Copy out every line that contains the word "this".

Structured figure records:
◆ ◆ ◆

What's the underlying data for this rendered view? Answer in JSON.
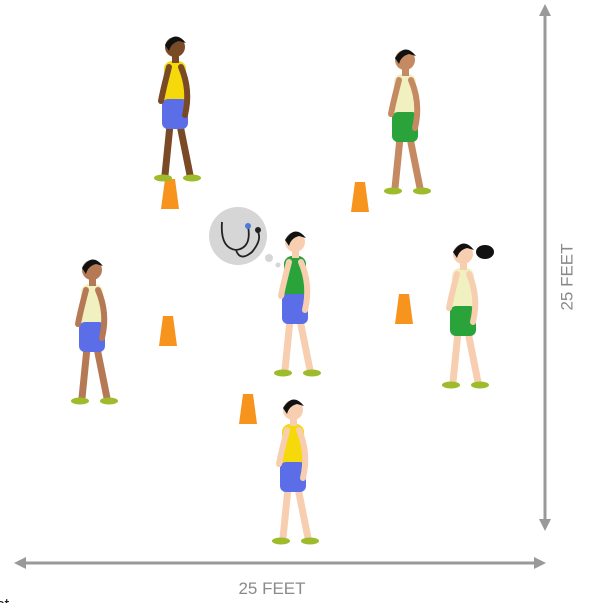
{
  "labels": {
    "height": "25 FEET",
    "width": "25 FEET"
  },
  "fragment": "st"
}
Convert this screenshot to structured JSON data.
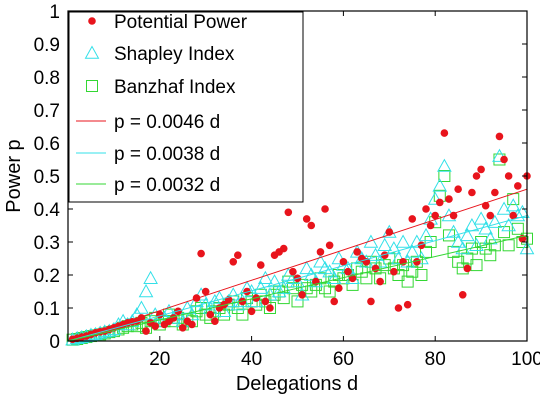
{
  "chart_data": {
    "type": "scatter",
    "xlabel": "Delegations d",
    "ylabel": "Power p",
    "xlim": [
      0,
      100
    ],
    "ylim": [
      0,
      1
    ],
    "xticks": [
      20,
      40,
      60,
      80,
      100
    ],
    "yticks": [
      0,
      0.1,
      0.2,
      0.3,
      0.4,
      0.5,
      0.6,
      0.7,
      0.8,
      0.9,
      1
    ],
    "ytick_labels": [
      "0",
      "0.1",
      "0.2",
      "0.3",
      "0.4",
      "0.5",
      "0.6",
      "0.7",
      "0.8",
      "0.9",
      "1"
    ],
    "legend_position": "top-left",
    "series": [
      {
        "name": "Potential Power",
        "marker": "filled-circle",
        "color": "#e8141c",
        "points": [
          [
            1,
            0.005
          ],
          [
            2,
            0.008
          ],
          [
            3,
            0.012
          ],
          [
            4,
            0.015
          ],
          [
            5,
            0.02
          ],
          [
            6,
            0.025
          ],
          [
            7,
            0.028
          ],
          [
            8,
            0.03
          ],
          [
            9,
            0.035
          ],
          [
            10,
            0.04
          ],
          [
            11,
            0.045
          ],
          [
            12,
            0.05
          ],
          [
            13,
            0.055
          ],
          [
            14,
            0.058
          ],
          [
            15,
            0.06
          ],
          [
            16,
            0.07
          ],
          [
            17,
            0.03
          ],
          [
            18,
            0.055
          ],
          [
            19,
            0.045
          ],
          [
            20,
            0.08
          ],
          [
            21,
            0.05
          ],
          [
            22,
            0.06
          ],
          [
            23,
            0.07
          ],
          [
            24,
            0.09
          ],
          [
            25,
            0.04
          ],
          [
            26,
            0.06
          ],
          [
            27,
            0.05
          ],
          [
            28,
            0.13
          ],
          [
            29,
            0.265
          ],
          [
            30,
            0.15
          ],
          [
            31,
            0.08
          ],
          [
            32,
            0.06
          ],
          [
            33,
            0.1
          ],
          [
            34,
            0.11
          ],
          [
            35,
            0.125
          ],
          [
            36,
            0.24
          ],
          [
            37,
            0.26
          ],
          [
            38,
            0.12
          ],
          [
            39,
            0.15
          ],
          [
            40,
            0.09
          ],
          [
            41,
            0.13
          ],
          [
            42,
            0.23
          ],
          [
            43,
            0.12
          ],
          [
            44,
            0.1
          ],
          [
            45,
            0.26
          ],
          [
            46,
            0.27
          ],
          [
            47,
            0.28
          ],
          [
            48,
            0.39
          ],
          [
            49,
            0.21
          ],
          [
            50,
            0.19
          ],
          [
            51,
            0.14
          ],
          [
            52,
            0.37
          ],
          [
            53,
            0.35
          ],
          [
            54,
            0.18
          ],
          [
            55,
            0.27
          ],
          [
            56,
            0.4
          ],
          [
            57,
            0.29
          ],
          [
            58,
            0.12
          ],
          [
            59,
            0.16
          ],
          [
            60,
            0.24
          ],
          [
            61,
            0.21
          ],
          [
            62,
            0.19
          ],
          [
            63,
            0.27
          ],
          [
            64,
            0.25
          ],
          [
            65,
            0.24
          ],
          [
            66,
            0.12
          ],
          [
            67,
            0.22
          ],
          [
            68,
            0.18
          ],
          [
            69,
            0.26
          ],
          [
            70,
            0.33
          ],
          [
            71,
            0.21
          ],
          [
            72,
            0.1
          ],
          [
            73,
            0.24
          ],
          [
            74,
            0.11
          ],
          [
            75,
            0.37
          ],
          [
            76,
            0.24
          ],
          [
            77,
            0.29
          ],
          [
            78,
            0.4
          ],
          [
            79,
            0.35
          ],
          [
            80,
            0.38
          ],
          [
            81,
            0.42
          ],
          [
            82,
            0.63
          ],
          [
            83,
            0.43
          ],
          [
            84,
            0.38
          ],
          [
            85,
            0.46
          ],
          [
            86,
            0.14
          ],
          [
            87,
            0.22
          ],
          [
            88,
            0.45
          ],
          [
            89,
            0.5
          ],
          [
            90,
            0.52
          ],
          [
            91,
            0.41
          ],
          [
            92,
            0.38
          ],
          [
            93,
            0.45
          ],
          [
            94,
            0.62
          ],
          [
            95,
            0.55
          ],
          [
            96,
            0.5
          ],
          [
            97,
            0.38
          ],
          [
            98,
            0.47
          ],
          [
            99,
            0.31
          ],
          [
            100,
            0.5
          ]
        ]
      },
      {
        "name": "Shapley Index",
        "marker": "hollow-triangle",
        "color": "#33e0e8",
        "points": [
          [
            1,
            0.004
          ],
          [
            2,
            0.008
          ],
          [
            3,
            0.011
          ],
          [
            4,
            0.014
          ],
          [
            5,
            0.018
          ],
          [
            6,
            0.02
          ],
          [
            7,
            0.024
          ],
          [
            8,
            0.028
          ],
          [
            9,
            0.03
          ],
          [
            10,
            0.035
          ],
          [
            11,
            0.05
          ],
          [
            12,
            0.06
          ],
          [
            13,
            0.05
          ],
          [
            14,
            0.06
          ],
          [
            15,
            0.08
          ],
          [
            16,
            0.1
          ],
          [
            17,
            0.15
          ],
          [
            18,
            0.19
          ],
          [
            19,
            0.08
          ],
          [
            20,
            0.06
          ],
          [
            21,
            0.07
          ],
          [
            22,
            0.09
          ],
          [
            23,
            0.07
          ],
          [
            24,
            0.08
          ],
          [
            25,
            0.06
          ],
          [
            26,
            0.1
          ],
          [
            27,
            0.08
          ],
          [
            28,
            0.12
          ],
          [
            29,
            0.14
          ],
          [
            30,
            0.11
          ],
          [
            31,
            0.1
          ],
          [
            32,
            0.12
          ],
          [
            33,
            0.13
          ],
          [
            34,
            0.09
          ],
          [
            35,
            0.12
          ],
          [
            36,
            0.14
          ],
          [
            37,
            0.11
          ],
          [
            38,
            0.12
          ],
          [
            39,
            0.16
          ],
          [
            40,
            0.15
          ],
          [
            41,
            0.12
          ],
          [
            42,
            0.16
          ],
          [
            43,
            0.19
          ],
          [
            44,
            0.14
          ],
          [
            45,
            0.18
          ],
          [
            46,
            0.15
          ],
          [
            47,
            0.16
          ],
          [
            48,
            0.2
          ],
          [
            49,
            0.19
          ],
          [
            50,
            0.18
          ],
          [
            51,
            0.14
          ],
          [
            52,
            0.22
          ],
          [
            53,
            0.2
          ],
          [
            54,
            0.18
          ],
          [
            55,
            0.24
          ],
          [
            56,
            0.22
          ],
          [
            57,
            0.21
          ],
          [
            58,
            0.19
          ],
          [
            59,
            0.25
          ],
          [
            60,
            0.23
          ],
          [
            61,
            0.22
          ],
          [
            62,
            0.19
          ],
          [
            63,
            0.27
          ],
          [
            64,
            0.25
          ],
          [
            65,
            0.24
          ],
          [
            66,
            0.3
          ],
          [
            67,
            0.26
          ],
          [
            68,
            0.24
          ],
          [
            69,
            0.29
          ],
          [
            70,
            0.33
          ],
          [
            71,
            0.28
          ],
          [
            72,
            0.25
          ],
          [
            73,
            0.3
          ],
          [
            74,
            0.24
          ],
          [
            75,
            0.27
          ],
          [
            76,
            0.3
          ],
          [
            77,
            0.25
          ],
          [
            78,
            0.32
          ],
          [
            79,
            0.37
          ],
          [
            80,
            0.43
          ],
          [
            81,
            0.47
          ],
          [
            82,
            0.53
          ],
          [
            83,
            0.38
          ],
          [
            84,
            0.33
          ],
          [
            85,
            0.3
          ],
          [
            86,
            0.28
          ],
          [
            87,
            0.32
          ],
          [
            88,
            0.35
          ],
          [
            89,
            0.29
          ],
          [
            90,
            0.37
          ],
          [
            91,
            0.34
          ],
          [
            92,
            0.31
          ],
          [
            93,
            0.36
          ],
          [
            94,
            0.56
          ],
          [
            95,
            0.4
          ],
          [
            96,
            0.35
          ],
          [
            97,
            0.41
          ],
          [
            98,
            0.38
          ],
          [
            99,
            0.39
          ],
          [
            100,
            0.28
          ]
        ]
      },
      {
        "name": "Banzhaf Index",
        "marker": "hollow-square",
        "color": "#33d733",
        "points": [
          [
            1,
            0.004
          ],
          [
            2,
            0.006
          ],
          [
            3,
            0.009
          ],
          [
            4,
            0.012
          ],
          [
            5,
            0.015
          ],
          [
            6,
            0.017
          ],
          [
            7,
            0.02
          ],
          [
            8,
            0.023
          ],
          [
            9,
            0.027
          ],
          [
            10,
            0.03
          ],
          [
            11,
            0.035
          ],
          [
            12,
            0.04
          ],
          [
            13,
            0.045
          ],
          [
            14,
            0.05
          ],
          [
            15,
            0.045
          ],
          [
            16,
            0.055
          ],
          [
            17,
            0.04
          ],
          [
            18,
            0.06
          ],
          [
            19,
            0.07
          ],
          [
            20,
            0.05
          ],
          [
            21,
            0.06
          ],
          [
            22,
            0.08
          ],
          [
            23,
            0.06
          ],
          [
            24,
            0.07
          ],
          [
            25,
            0.05
          ],
          [
            26,
            0.065
          ],
          [
            27,
            0.06
          ],
          [
            28,
            0.09
          ],
          [
            29,
            0.1
          ],
          [
            30,
            0.08
          ],
          [
            31,
            0.07
          ],
          [
            32,
            0.09
          ],
          [
            33,
            0.1
          ],
          [
            34,
            0.08
          ],
          [
            35,
            0.11
          ],
          [
            36,
            0.12
          ],
          [
            37,
            0.1
          ],
          [
            38,
            0.08
          ],
          [
            39,
            0.13
          ],
          [
            40,
            0.12
          ],
          [
            41,
            0.11
          ],
          [
            42,
            0.14
          ],
          [
            43,
            0.12
          ],
          [
            44,
            0.1
          ],
          [
            45,
            0.14
          ],
          [
            46,
            0.15
          ],
          [
            47,
            0.13
          ],
          [
            48,
            0.18
          ],
          [
            49,
            0.16
          ],
          [
            50,
            0.12
          ],
          [
            51,
            0.17
          ],
          [
            52,
            0.16
          ],
          [
            53,
            0.15
          ],
          [
            54,
            0.17
          ],
          [
            55,
            0.19
          ],
          [
            56,
            0.16
          ],
          [
            57,
            0.15
          ],
          [
            58,
            0.18
          ],
          [
            59,
            0.2
          ],
          [
            60,
            0.19
          ],
          [
            61,
            0.2
          ],
          [
            62,
            0.17
          ],
          [
            63,
            0.22
          ],
          [
            64,
            0.21
          ],
          [
            65,
            0.19
          ],
          [
            66,
            0.24
          ],
          [
            67,
            0.22
          ],
          [
            68,
            0.19
          ],
          [
            69,
            0.23
          ],
          [
            70,
            0.25
          ],
          [
            71,
            0.22
          ],
          [
            72,
            0.2
          ],
          [
            73,
            0.23
          ],
          [
            74,
            0.18
          ],
          [
            75,
            0.21
          ],
          [
            76,
            0.24
          ],
          [
            77,
            0.2
          ],
          [
            78,
            0.27
          ],
          [
            79,
            0.3
          ],
          [
            80,
            0.36
          ],
          [
            81,
            0.44
          ],
          [
            82,
            0.5
          ],
          [
            83,
            0.32
          ],
          [
            84,
            0.27
          ],
          [
            85,
            0.24
          ],
          [
            86,
            0.22
          ],
          [
            87,
            0.25
          ],
          [
            88,
            0.28
          ],
          [
            89,
            0.23
          ],
          [
            90,
            0.3
          ],
          [
            91,
            0.28
          ],
          [
            92,
            0.26
          ],
          [
            93,
            0.29
          ],
          [
            94,
            0.55
          ],
          [
            95,
            0.33
          ],
          [
            96,
            0.29
          ],
          [
            97,
            0.43
          ],
          [
            98,
            0.34
          ],
          [
            99,
            0.3
          ],
          [
            100,
            0.31
          ]
        ]
      },
      {
        "name": "p = 0.0046 d",
        "marker": "line",
        "color": "#e8141c",
        "slope": 0.0046
      },
      {
        "name": "p = 0.0038 d",
        "marker": "line",
        "color": "#33e0e8",
        "slope": 0.0038
      },
      {
        "name": "p = 0.0032 d",
        "marker": "line",
        "color": "#33d733",
        "slope": 0.0032
      }
    ]
  }
}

◆ ◆ ◆

RESULT:
What's the underlying data for this rendered view? Answer in JSON.
Convert this screenshot to structured JSON data.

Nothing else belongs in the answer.